SOURCE MATERIAL —
########################################
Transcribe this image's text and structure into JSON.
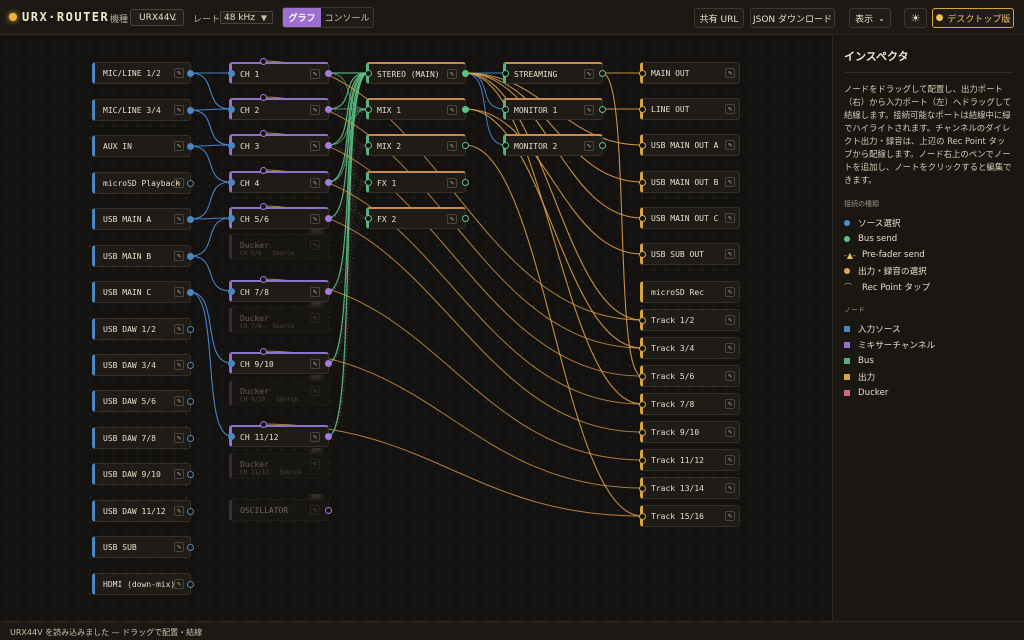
{
  "app": {
    "title": "URX·ROUTER"
  },
  "toolbar": {
    "device_label": "機種",
    "device_value": "URX44V",
    "rate_label": "レート",
    "rate_value": "48 kHz",
    "tab_graph": "グラフ",
    "tab_console": "コンソール",
    "share_url": "共有 URL",
    "json_download": "JSON ダウンロード",
    "view_menu": "表示",
    "desktop_button": "デスクトップ版"
  },
  "inputs": [
    "MIC/LINE 1/2",
    "MIC/LINE 3/4",
    "AUX IN",
    "microSD Playback",
    "USB MAIN A",
    "USB MAIN B",
    "USB MAIN C",
    "USB DAW 1/2",
    "USB DAW 3/4",
    "USB DAW 5/6",
    "USB DAW 7/8",
    "USB DAW 9/10",
    "USB DAW 11/12",
    "USB SUB",
    "HDMI (down-mix)"
  ],
  "channels": [
    "CH 1",
    "CH 2",
    "CH 3",
    "CH 4",
    "CH 5/6",
    "CH 7/8",
    "CH 9/10",
    "CH 11/12"
  ],
  "duckers": [
    {
      "title": "Ducker",
      "sub": "CH 5/6 · Source",
      "badge": "OFF"
    },
    {
      "title": "Ducker",
      "sub": "CH 7/8 · Source",
      "badge": "OFF"
    },
    {
      "title": "Ducker",
      "sub": "CH 9/10 · Source",
      "badge": "OFF"
    },
    {
      "title": "Ducker",
      "sub": "CH 11/12 · Source",
      "badge": "OFF"
    }
  ],
  "oscillator": {
    "label": "OSCILLATOR",
    "badge": "OFF"
  },
  "buses": [
    "STEREO (MAIN)",
    "MIX 1",
    "MIX 2",
    "FX 1",
    "FX 2"
  ],
  "monitors": [
    "STREAMING",
    "MONITOR 1",
    "MONITOR 2"
  ],
  "outputs": [
    "MAIN OUT",
    "LINE OUT",
    "USB MAIN OUT A",
    "USB MAIN OUT B",
    "USB MAIN OUT C",
    "USB SUB OUT"
  ],
  "rec": [
    "microSD Rec",
    "Track 1/2",
    "Track 3/4",
    "Track 5/6",
    "Track 7/8",
    "Track 9/10",
    "Track 11/12",
    "Track 13/14",
    "Track 15/16"
  ],
  "inspector": {
    "title": "インスペクタ",
    "description": "ノードをドラッグして配置し、出力ポート（右）から入力ポート（左）へドラッグして結線します。接続可能なポートは結線中に緑でハイライトされます。チャンネルのダイレクト出力・録音は、上辺の Rec Point タップから配線します。ノード右上のペンでノートを追加し、ノートをクリックすると編集できます。",
    "conn_heading": "接続の種類",
    "conn_types": [
      {
        "label": "ソース選択",
        "color": "#4a90d9"
      },
      {
        "label": "Bus send",
        "color": "#5cc184"
      },
      {
        "label": "Pre-fader send",
        "color": "#e3c766"
      },
      {
        "label": "出力・録音の選択",
        "color": "#e2a64a"
      },
      {
        "label": "Rec Point タップ",
        "color": "#d9a441"
      }
    ],
    "node_heading": "ノード",
    "node_types": [
      {
        "label": "入力ソース",
        "color": "#4a86c0"
      },
      {
        "label": "ミキサーチャンネル",
        "color": "#9a6ed0"
      },
      {
        "label": "Bus",
        "color": "#58b07a"
      },
      {
        "label": "出力",
        "color": "#d9a441"
      },
      {
        "label": "Ducker",
        "color": "#d0628a"
      }
    ]
  },
  "status": "URX44V を読み込みました — ドラッグで配置・結線"
}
########################################
Go back to the records above and write them out exactly, without the pictures.

THE RESULT —
Transcribe this image's text and structure into JSON.
{
  "app": {
    "title": "URX·ROUTER"
  },
  "toolbar": {
    "device_label": "機種",
    "device_value": "URX44V",
    "rate_label": "レート",
    "rate_value": "48 kHz",
    "tab_graph": "グラフ",
    "tab_console": "コンソール",
    "share_url": "共有 URL",
    "json_download": "JSON ダウンロード",
    "view_menu": "表示",
    "desktop_button": "デスクトップ版"
  },
  "inputs": [
    "MIC/LINE 1/2",
    "MIC/LINE 3/4",
    "AUX IN",
    "microSD Playback",
    "USB MAIN A",
    "USB MAIN B",
    "USB MAIN C",
    "USB DAW 1/2",
    "USB DAW 3/4",
    "USB DAW 5/6",
    "USB DAW 7/8",
    "USB DAW 9/10",
    "USB DAW 11/12",
    "USB SUB",
    "HDMI (down-mix)"
  ],
  "channels": [
    "CH 1",
    "CH 2",
    "CH 3",
    "CH 4",
    "CH 5/6",
    "CH 7/8",
    "CH 9/10",
    "CH 11/12"
  ],
  "duckers": [
    {
      "title": "Ducker",
      "sub": "CH 5/6 · Source",
      "badge": "OFF"
    },
    {
      "title": "Ducker",
      "sub": "CH 7/8 · Source",
      "badge": "OFF"
    },
    {
      "title": "Ducker",
      "sub": "CH 9/10 · Source",
      "badge": "OFF"
    },
    {
      "title": "Ducker",
      "sub": "CH 11/12 · Source",
      "badge": "OFF"
    }
  ],
  "oscillator": {
    "label": "OSCILLATOR",
    "badge": "OFF"
  },
  "buses": [
    "STEREO (MAIN)",
    "MIX 1",
    "MIX 2",
    "FX 1",
    "FX 2"
  ],
  "monitors": [
    "STREAMING",
    "MONITOR 1",
    "MONITOR 2"
  ],
  "outputs": [
    "MAIN OUT",
    "LINE OUT",
    "USB MAIN OUT A",
    "USB MAIN OUT B",
    "USB MAIN OUT C",
    "USB SUB OUT"
  ],
  "rec": [
    "microSD Rec",
    "Track 1/2",
    "Track 3/4",
    "Track 5/6",
    "Track 7/8",
    "Track 9/10",
    "Track 11/12",
    "Track 13/14",
    "Track 15/16"
  ],
  "inspector": {
    "title": "インスペクタ",
    "description": "ノードをドラッグして配置し、出力ポート（右）から入力ポート（左）へドラッグして結線します。接続可能なポートは結線中に緑でハイライトされます。チャンネルのダイレクト出力・録音は、上辺の Rec Point タップから配線します。ノード右上のペンでノートを追加し、ノートをクリックすると編集できます。",
    "conn_heading": "接続の種類",
    "conn_types": [
      {
        "label": "ソース選択",
        "color": "#4a90d9"
      },
      {
        "label": "Bus send",
        "color": "#5cc184"
      },
      {
        "label": "Pre-fader send",
        "color": "#e3c766"
      },
      {
        "label": "出力・録音の選択",
        "color": "#e2a64a"
      },
      {
        "label": "Rec Point タップ",
        "color": "#d9a441"
      }
    ],
    "node_heading": "ノード",
    "node_types": [
      {
        "label": "入力ソース",
        "color": "#4a86c0"
      },
      {
        "label": "ミキサーチャンネル",
        "color": "#9a6ed0"
      },
      {
        "label": "Bus",
        "color": "#58b07a"
      },
      {
        "label": "出力",
        "color": "#d9a441"
      },
      {
        "label": "Ducker",
        "color": "#d0628a"
      }
    ]
  },
  "status": "URX44V を読み込みました — ドラッグで配置・結線"
}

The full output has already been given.